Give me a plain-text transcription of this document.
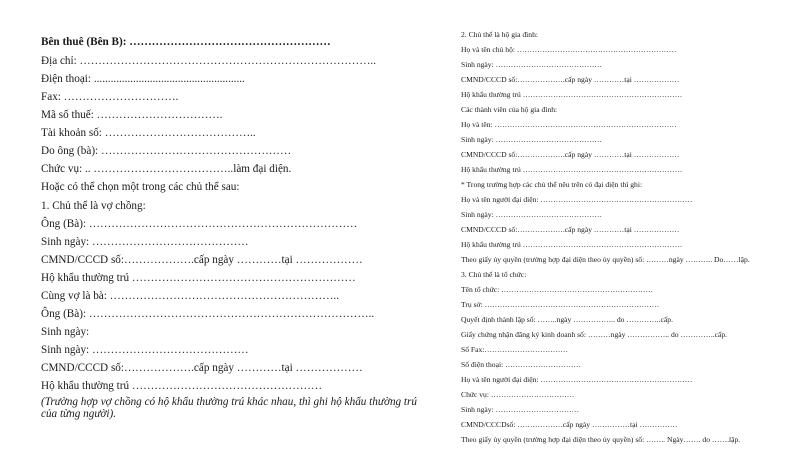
Bên thuê (Bên B): ………………………………………………
Địa chỉ: ……………………………………………………………………..
Điện thoại: ......................................................
Fax: ………………………….
Mã số thuế: …………………………….
Tài khoản số: …………………………………..
Do ông (bà): ……………………………………………
Chức vụ: .. ………………………………..làm đại diện.
Hoặc có thể chọn một trong các chủ thể sau:
1. Chủ thể là vợ chồng:
Ông (Bà): ………………………………………………………………
Sinh ngày: ……………………………………
CMND/CCCD số:……………….cấp ngày …………tại ………………
Hộ khẩu thường trú ……………………………………………………
Cùng vợ là bà: ……………………………………………………..
Ông (Bà): …………………………………………………………………..
Sinh ngày:
Sinh ngày: ……………………………………
CMND/CCCD số:……………….cấp ngày …………tại ………………
Hộ khẩu thường trú ……………………………………………
(Trường hợp vợ chồng có hộ khẩu thường trú khác nhau, thì ghi hộ khẩu thường trú của từng người).
2. Chủ thể là hộ gia đình:
Họ và tên chủ hộ: ………………………………………………………
Sinh ngày: ……………………………………
CMND/CCCD số:……………….cấp ngày …………tại ………………
Hộ khẩu thường trú ………………………………………………………
Các thành viên của hộ gia đình:
Họ và tên: ………………………………………………………………
Sinh ngày: ……………………………………
CMND/CCCD số:……………….cấp ngày …………tại ………………
Hộ khẩu thường trú ………………………………………………………
* Trong trường hợp các chủ thể nêu trên có đại diện thì ghi:
Họ và tên người đại diện: ……………………………………………………
Sinh ngày: ……………………………………
CMND/CCCD số:……………….cấp ngày …………tại ………………
Hộ khẩu thường trú ………………………………………………………
Theo giấy ủy quyền (trường hợp đại diện theo ủy quyền) số: ………ngày ……….. Do……lập.
3. Chủ thể là tổ chức:
Tên tổ chức: ……………………………………………………
Trụ sở: ……………………………………………………………
Quyết định thành lập số: ……..ngày …………….. do …………..cấp.
Giấy chứng nhận đăng ký kinh doanh số: ………ngày …………….. do …………..cấp.
Số Fax:……………………………
Số điện thoại: …………………………
Họ và tên người đại diện: ……………………………………………………
Chức vụ: ……………………………
Sinh ngày: ……………………………
CMND/CCCDsố: ………………cấp ngày ……………tại ……………
Theo giấy ủy quyền (trường hợp đại diện theo ủy quyền) số: …….. Ngày……. do …….lập.
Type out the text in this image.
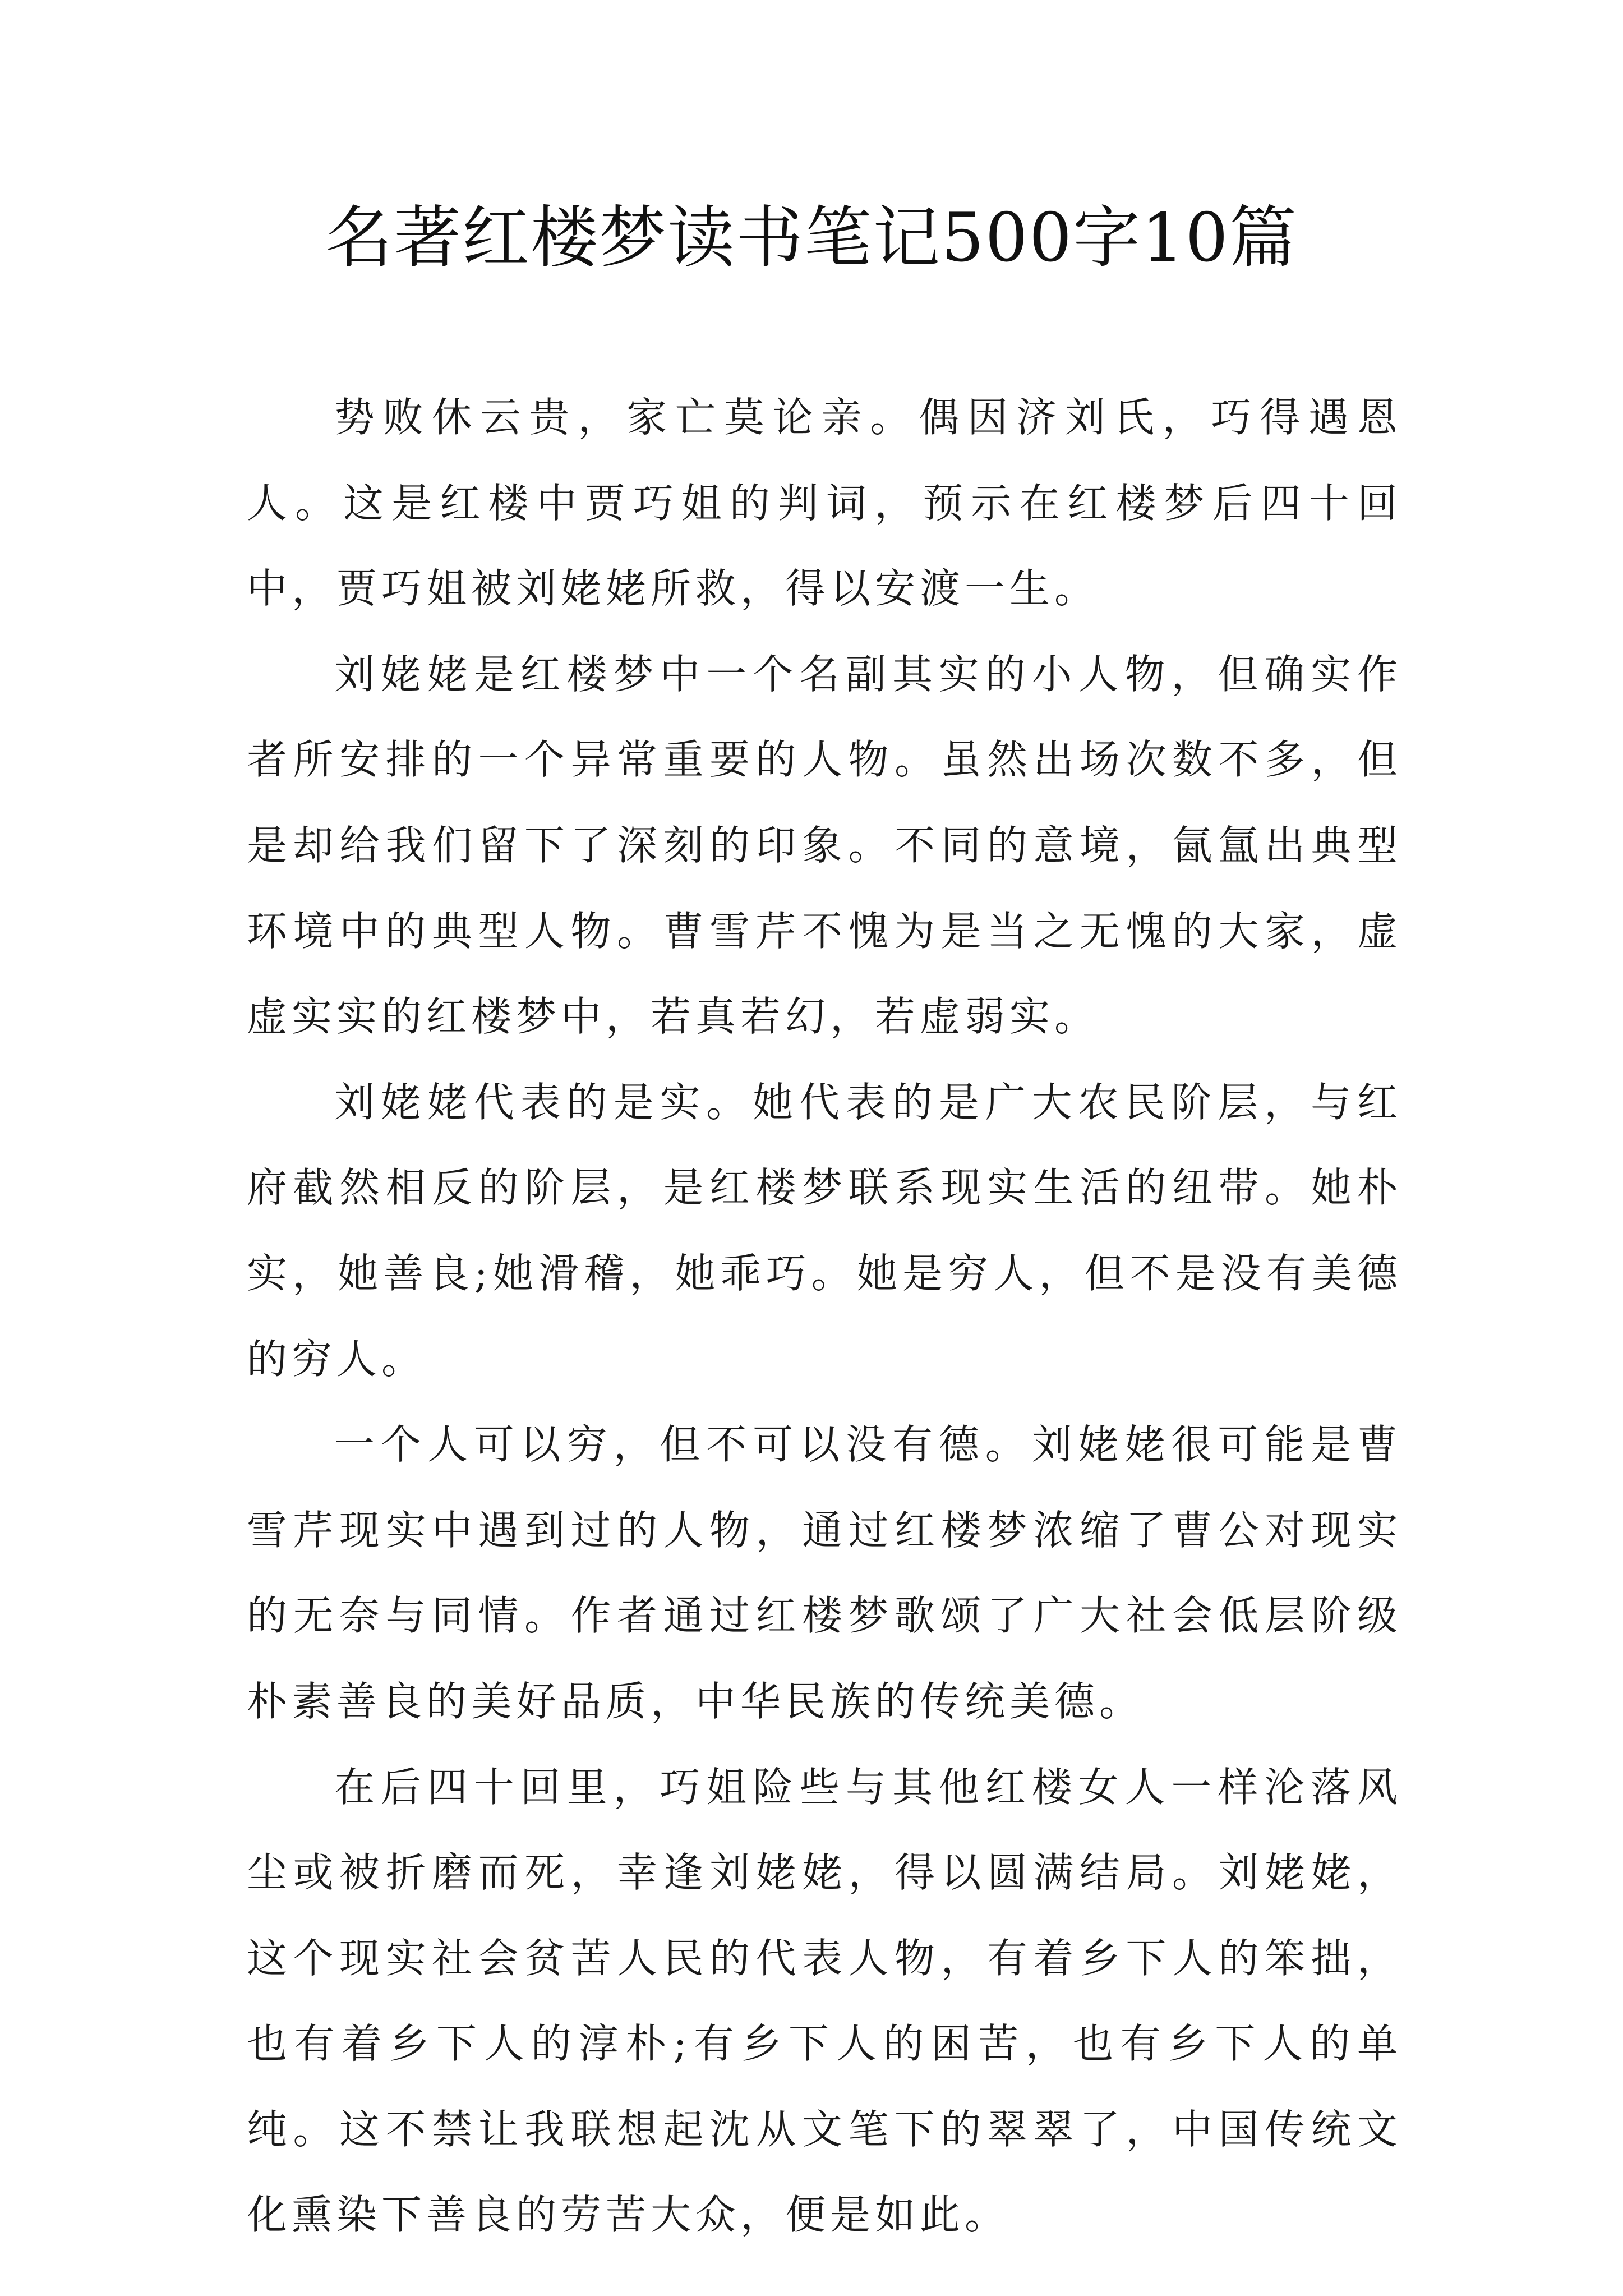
名著红楼梦读书笔记500字10篇

势败休云贵，家亡莫论亲。偶因济刘氏，巧得遇恩人。这是红楼中贾巧姐的判词，预示在红楼梦后四十回中，贾巧姐被刘姥姥所救，得以安渡一生。

刘姥姥是红楼梦中一个名副其实的小人物，但确实作者所安排的一个异常重要的人物。虽然出场次数不多，但是却给我们留下了深刻的印象。不同的意境，氤氲出典型环境中的典型人物。曹雪芹不愧为是当之无愧的大家，虚虚实实的红楼梦中，若真若幻，若虚弱实。

刘姥姥代表的是实。她代表的是广大农民阶层，与红府截然相反的阶层，是红楼梦联系现实生活的纽带。她朴实，她善良;她滑稽，她乖巧。她是穷人，但不是没有美德的穷人。

一个人可以穷，但不可以没有德。刘姥姥很可能是曹雪芹现实中遇到过的人物，通过红楼梦浓缩了曹公对现实的无奈与同情。作者通过红楼梦歌颂了广大社会低层阶级朴素善良的美好品质，中华民族的传统美德。

在后四十回里，巧姐险些与其他红楼女人一样沦落风尘或被折磨而死，幸逢刘姥姥，得以圆满结局。刘姥姥，这个现实社会贫苦人民的代表人物，有着乡下人的笨拙，也有着乡下人的淳朴;有乡下人的困苦，也有乡下人的单纯。这不禁让我联想起沈从文笔下的翠翠了，中国传统文化熏染下善良的劳苦大众，便是如此。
=-=-=
Isolate the lines that hold the word "text" and copy all of them.

Give me a plain-text transcription of this document.
Type out the text in this image.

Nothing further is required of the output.